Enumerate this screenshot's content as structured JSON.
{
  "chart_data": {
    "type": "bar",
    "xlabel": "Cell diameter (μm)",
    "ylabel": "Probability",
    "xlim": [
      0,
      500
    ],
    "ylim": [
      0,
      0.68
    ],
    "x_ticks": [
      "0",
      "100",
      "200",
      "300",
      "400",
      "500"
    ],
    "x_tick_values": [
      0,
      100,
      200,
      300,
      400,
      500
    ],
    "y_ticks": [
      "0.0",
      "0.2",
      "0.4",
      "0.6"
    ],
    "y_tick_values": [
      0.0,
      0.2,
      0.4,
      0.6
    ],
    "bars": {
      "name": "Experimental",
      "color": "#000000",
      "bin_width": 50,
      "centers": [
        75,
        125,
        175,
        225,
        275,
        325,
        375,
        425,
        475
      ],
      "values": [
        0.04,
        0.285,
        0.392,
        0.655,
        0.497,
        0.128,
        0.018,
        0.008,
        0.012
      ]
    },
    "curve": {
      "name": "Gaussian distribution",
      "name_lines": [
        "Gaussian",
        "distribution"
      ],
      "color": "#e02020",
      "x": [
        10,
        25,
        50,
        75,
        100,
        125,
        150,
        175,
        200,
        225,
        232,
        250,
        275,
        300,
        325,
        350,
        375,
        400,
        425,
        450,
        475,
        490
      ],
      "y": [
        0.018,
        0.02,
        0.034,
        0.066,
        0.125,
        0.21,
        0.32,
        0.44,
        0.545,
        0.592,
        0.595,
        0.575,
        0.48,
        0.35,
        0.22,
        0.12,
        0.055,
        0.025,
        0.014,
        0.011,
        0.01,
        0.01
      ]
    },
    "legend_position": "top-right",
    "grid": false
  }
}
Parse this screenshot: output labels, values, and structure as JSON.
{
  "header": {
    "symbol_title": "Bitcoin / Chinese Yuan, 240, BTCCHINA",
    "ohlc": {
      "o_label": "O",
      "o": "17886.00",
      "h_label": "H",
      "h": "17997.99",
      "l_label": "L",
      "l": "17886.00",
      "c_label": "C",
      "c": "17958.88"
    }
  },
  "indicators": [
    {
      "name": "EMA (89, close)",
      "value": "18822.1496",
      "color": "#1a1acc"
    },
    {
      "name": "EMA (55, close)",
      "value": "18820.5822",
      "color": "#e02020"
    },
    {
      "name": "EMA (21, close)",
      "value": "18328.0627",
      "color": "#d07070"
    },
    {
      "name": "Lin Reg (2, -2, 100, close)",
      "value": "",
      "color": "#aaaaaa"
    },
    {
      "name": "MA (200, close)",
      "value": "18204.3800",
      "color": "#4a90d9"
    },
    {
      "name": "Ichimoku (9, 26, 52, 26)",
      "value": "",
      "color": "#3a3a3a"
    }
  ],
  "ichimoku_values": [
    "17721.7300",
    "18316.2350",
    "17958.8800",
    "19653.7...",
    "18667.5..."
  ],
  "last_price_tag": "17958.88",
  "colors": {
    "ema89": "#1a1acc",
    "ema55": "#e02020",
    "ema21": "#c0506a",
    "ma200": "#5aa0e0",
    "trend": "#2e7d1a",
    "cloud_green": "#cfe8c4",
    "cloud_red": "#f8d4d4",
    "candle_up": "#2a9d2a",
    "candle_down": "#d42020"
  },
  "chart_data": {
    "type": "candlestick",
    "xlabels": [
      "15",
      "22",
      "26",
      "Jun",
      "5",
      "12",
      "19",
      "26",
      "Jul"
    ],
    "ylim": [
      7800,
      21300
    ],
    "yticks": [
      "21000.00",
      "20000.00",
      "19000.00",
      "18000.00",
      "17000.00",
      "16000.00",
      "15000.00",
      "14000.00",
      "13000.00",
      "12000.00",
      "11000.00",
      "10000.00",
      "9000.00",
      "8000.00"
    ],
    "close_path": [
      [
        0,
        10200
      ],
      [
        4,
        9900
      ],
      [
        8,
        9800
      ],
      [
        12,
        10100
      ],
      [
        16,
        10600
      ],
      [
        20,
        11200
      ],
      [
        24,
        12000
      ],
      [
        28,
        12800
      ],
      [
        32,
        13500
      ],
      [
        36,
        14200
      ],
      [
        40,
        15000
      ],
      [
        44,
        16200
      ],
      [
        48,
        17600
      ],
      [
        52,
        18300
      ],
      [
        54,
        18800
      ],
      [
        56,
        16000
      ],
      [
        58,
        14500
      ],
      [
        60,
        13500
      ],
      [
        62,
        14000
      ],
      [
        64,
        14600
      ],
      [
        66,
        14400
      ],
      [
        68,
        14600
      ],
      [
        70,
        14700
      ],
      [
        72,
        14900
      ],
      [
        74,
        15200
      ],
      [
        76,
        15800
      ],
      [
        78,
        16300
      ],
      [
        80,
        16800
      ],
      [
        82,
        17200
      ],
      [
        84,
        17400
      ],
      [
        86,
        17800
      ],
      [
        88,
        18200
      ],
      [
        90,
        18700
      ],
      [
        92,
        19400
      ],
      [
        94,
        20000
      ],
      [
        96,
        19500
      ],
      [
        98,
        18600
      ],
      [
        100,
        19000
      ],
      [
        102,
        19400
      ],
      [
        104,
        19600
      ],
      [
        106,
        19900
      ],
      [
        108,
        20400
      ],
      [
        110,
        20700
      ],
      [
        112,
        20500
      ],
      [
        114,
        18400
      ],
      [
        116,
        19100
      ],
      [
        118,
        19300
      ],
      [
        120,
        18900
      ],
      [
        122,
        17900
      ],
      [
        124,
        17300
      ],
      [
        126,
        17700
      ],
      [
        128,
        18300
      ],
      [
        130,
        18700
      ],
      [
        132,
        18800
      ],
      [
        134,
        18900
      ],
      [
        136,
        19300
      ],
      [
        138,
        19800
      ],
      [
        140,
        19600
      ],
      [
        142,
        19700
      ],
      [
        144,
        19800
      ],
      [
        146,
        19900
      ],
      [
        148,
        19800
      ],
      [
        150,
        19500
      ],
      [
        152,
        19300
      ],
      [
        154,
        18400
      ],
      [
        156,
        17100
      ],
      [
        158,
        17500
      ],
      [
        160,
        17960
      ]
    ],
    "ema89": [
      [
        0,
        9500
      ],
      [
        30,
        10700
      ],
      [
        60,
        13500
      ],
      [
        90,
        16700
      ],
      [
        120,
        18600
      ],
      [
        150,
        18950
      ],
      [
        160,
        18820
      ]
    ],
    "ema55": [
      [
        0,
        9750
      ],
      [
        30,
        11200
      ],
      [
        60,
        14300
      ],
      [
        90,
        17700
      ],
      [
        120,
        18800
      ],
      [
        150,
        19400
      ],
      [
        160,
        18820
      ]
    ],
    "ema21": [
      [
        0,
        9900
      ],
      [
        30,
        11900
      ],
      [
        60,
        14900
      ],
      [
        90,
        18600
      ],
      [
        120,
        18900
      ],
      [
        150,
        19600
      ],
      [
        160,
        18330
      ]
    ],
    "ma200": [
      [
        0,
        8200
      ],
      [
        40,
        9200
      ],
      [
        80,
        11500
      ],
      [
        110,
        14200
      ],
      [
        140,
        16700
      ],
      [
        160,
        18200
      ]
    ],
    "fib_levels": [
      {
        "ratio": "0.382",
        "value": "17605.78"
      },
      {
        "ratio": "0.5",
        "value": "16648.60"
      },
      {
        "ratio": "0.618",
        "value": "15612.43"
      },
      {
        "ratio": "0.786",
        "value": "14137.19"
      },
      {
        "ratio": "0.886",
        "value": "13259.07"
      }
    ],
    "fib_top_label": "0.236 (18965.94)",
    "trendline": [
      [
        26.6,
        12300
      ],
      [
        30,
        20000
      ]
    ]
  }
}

+--

WHAT IS ASKED
Repeat the listing in full, keeping every line exactly as it is.

RESULT OF THE TASK
Enumerate this screenshot's content as structured JSON.
{
  "chart_data": {
    "type": "bar",
    "xlabel": "Cell diameter (μm)",
    "ylabel": "Probability",
    "xlim": [
      0,
      500
    ],
    "ylim": [
      0,
      0.68
    ],
    "x_ticks": [
      "0",
      "100",
      "200",
      "300",
      "400",
      "500"
    ],
    "x_tick_values": [
      0,
      100,
      200,
      300,
      400,
      500
    ],
    "y_ticks": [
      "0.0",
      "0.2",
      "0.4",
      "0.6"
    ],
    "y_tick_values": [
      0.0,
      0.2,
      0.4,
      0.6
    ],
    "bars": {
      "name": "Experimental",
      "color": "#000000",
      "bin_width": 50,
      "centers": [
        75,
        125,
        175,
        225,
        275,
        325,
        375,
        425,
        475
      ],
      "values": [
        0.04,
        0.285,
        0.392,
        0.655,
        0.497,
        0.128,
        0.018,
        0.008,
        0.012
      ]
    },
    "curve": {
      "name": "Gaussian distribution",
      "name_lines": [
        "Gaussian",
        "distribution"
      ],
      "color": "#e02020",
      "x": [
        10,
        25,
        50,
        75,
        100,
        125,
        150,
        175,
        200,
        225,
        232,
        250,
        275,
        300,
        325,
        350,
        375,
        400,
        425,
        450,
        475,
        490
      ],
      "y": [
        0.018,
        0.02,
        0.034,
        0.066,
        0.125,
        0.21,
        0.32,
        0.44,
        0.545,
        0.592,
        0.595,
        0.575,
        0.48,
        0.35,
        0.22,
        0.12,
        0.055,
        0.025,
        0.014,
        0.011,
        0.01,
        0.01
      ]
    },
    "legend_position": "top-right",
    "grid": false
  }
}
Parse this screenshot: output labels, values, and structure as JSON.
{
  "header": {
    "symbol_title": "Bitcoin / Chinese Yuan, 240, BTCCHINA",
    "ohlc": {
      "o_label": "O",
      "o": "17886.00",
      "h_label": "H",
      "h": "17997.99",
      "l_label": "L",
      "l": "17886.00",
      "c_label": "C",
      "c": "17958.88"
    }
  },
  "indicators": [
    {
      "name": "EMA (89, close)",
      "value": "18822.1496",
      "color": "#1a1acc"
    },
    {
      "name": "EMA (55, close)",
      "value": "18820.5822",
      "color": "#e02020"
    },
    {
      "name": "EMA (21, close)",
      "value": "18328.0627",
      "color": "#d07070"
    },
    {
      "name": "Lin Reg (2, -2, 100, close)",
      "value": "",
      "color": "#aaaaaa"
    },
    {
      "name": "MA (200, close)",
      "value": "18204.3800",
      "color": "#4a90d9"
    },
    {
      "name": "Ichimoku (9, 26, 52, 26)",
      "value": "",
      "color": "#3a3a3a"
    }
  ],
  "ichimoku_values": [
    "17721.7300",
    "18316.2350",
    "17958.8800",
    "19653.7...",
    "18667.5..."
  ],
  "last_price_tag": "17958.88",
  "colors": {
    "ema89": "#1a1acc",
    "ema55": "#e02020",
    "ema21": "#c0506a",
    "ma200": "#5aa0e0",
    "trend": "#2e7d1a",
    "cloud_green": "#cfe8c4",
    "cloud_red": "#f8d4d4",
    "candle_up": "#2a9d2a",
    "candle_down": "#d42020"
  },
  "chart_data": {
    "type": "candlestick",
    "xlabels": [
      "15",
      "22",
      "26",
      "Jun",
      "5",
      "12",
      "19",
      "26",
      "Jul"
    ],
    "ylim": [
      7800,
      21300
    ],
    "yticks": [
      "21000.00",
      "20000.00",
      "19000.00",
      "18000.00",
      "17000.00",
      "16000.00",
      "15000.00",
      "14000.00",
      "13000.00",
      "12000.00",
      "11000.00",
      "10000.00",
      "9000.00",
      "8000.00"
    ],
    "close_path": [
      [
        0,
        10200
      ],
      [
        4,
        9900
      ],
      [
        8,
        9800
      ],
      [
        12,
        10100
      ],
      [
        16,
        10600
      ],
      [
        20,
        11200
      ],
      [
        24,
        12000
      ],
      [
        28,
        12800
      ],
      [
        32,
        13500
      ],
      [
        36,
        14200
      ],
      [
        40,
        15000
      ],
      [
        44,
        16200
      ],
      [
        48,
        17600
      ],
      [
        52,
        18300
      ],
      [
        54,
        18800
      ],
      [
        56,
        16000
      ],
      [
        58,
        14500
      ],
      [
        60,
        13500
      ],
      [
        62,
        14000
      ],
      [
        64,
        14600
      ],
      [
        66,
        14400
      ],
      [
        68,
        14600
      ],
      [
        70,
        14700
      ],
      [
        72,
        14900
      ],
      [
        74,
        15200
      ],
      [
        76,
        15800
      ],
      [
        78,
        16300
      ],
      [
        80,
        16800
      ],
      [
        82,
        17200
      ],
      [
        84,
        17400
      ],
      [
        86,
        17800
      ],
      [
        88,
        18200
      ],
      [
        90,
        18700
      ],
      [
        92,
        19400
      ],
      [
        94,
        20000
      ],
      [
        96,
        19500
      ],
      [
        98,
        18600
      ],
      [
        100,
        19000
      ],
      [
        102,
        19400
      ],
      [
        104,
        19600
      ],
      [
        106,
        19900
      ],
      [
        108,
        20400
      ],
      [
        110,
        20700
      ],
      [
        112,
        20500
      ],
      [
        114,
        18400
      ],
      [
        116,
        19100
      ],
      [
        118,
        19300
      ],
      [
        120,
        18900
      ],
      [
        122,
        17900
      ],
      [
        124,
        17300
      ],
      [
        126,
        17700
      ],
      [
        128,
        18300
      ],
      [
        130,
        18700
      ],
      [
        132,
        18800
      ],
      [
        134,
        18900
      ],
      [
        136,
        19300
      ],
      [
        138,
        19800
      ],
      [
        140,
        19600
      ],
      [
        142,
        19700
      ],
      [
        144,
        19800
      ],
      [
        146,
        19900
      ],
      [
        148,
        19800
      ],
      [
        150,
        19500
      ],
      [
        152,
        19300
      ],
      [
        154,
        18400
      ],
      [
        156,
        17100
      ],
      [
        158,
        17500
      ],
      [
        160,
        17960
      ]
    ],
    "ema89": [
      [
        0,
        9500
      ],
      [
        30,
        10700
      ],
      [
        60,
        13500
      ],
      [
        90,
        16700
      ],
      [
        120,
        18600
      ],
      [
        150,
        18950
      ],
      [
        160,
        18820
      ]
    ],
    "ema55": [
      [
        0,
        9750
      ],
      [
        30,
        11200
      ],
      [
        60,
        14300
      ],
      [
        90,
        17700
      ],
      [
        120,
        18800
      ],
      [
        150,
        19400
      ],
      [
        160,
        18820
      ]
    ],
    "ema21": [
      [
        0,
        9900
      ],
      [
        30,
        11900
      ],
      [
        60,
        14900
      ],
      [
        90,
        18600
      ],
      [
        120,
        18900
      ],
      [
        150,
        19600
      ],
      [
        160,
        18330
      ]
    ],
    "ma200": [
      [
        0,
        8200
      ],
      [
        40,
        9200
      ],
      [
        80,
        11500
      ],
      [
        110,
        14200
      ],
      [
        140,
        16700
      ],
      [
        160,
        18200
      ]
    ],
    "fib_levels": [
      {
        "ratio": "0.382",
        "value": "17605.78"
      },
      {
        "ratio": "0.5",
        "value": "16648.60"
      },
      {
        "ratio": "0.618",
        "value": "15612.43"
      },
      {
        "ratio": "0.786",
        "value": "14137.19"
      },
      {
        "ratio": "0.886",
        "value": "13259.07"
      }
    ],
    "fib_top_label": "0.236 (18965.94)",
    "trendline": [
      [
        26.6,
        12300
      ],
      [
        30,
        20000
      ]
    ]
  }
}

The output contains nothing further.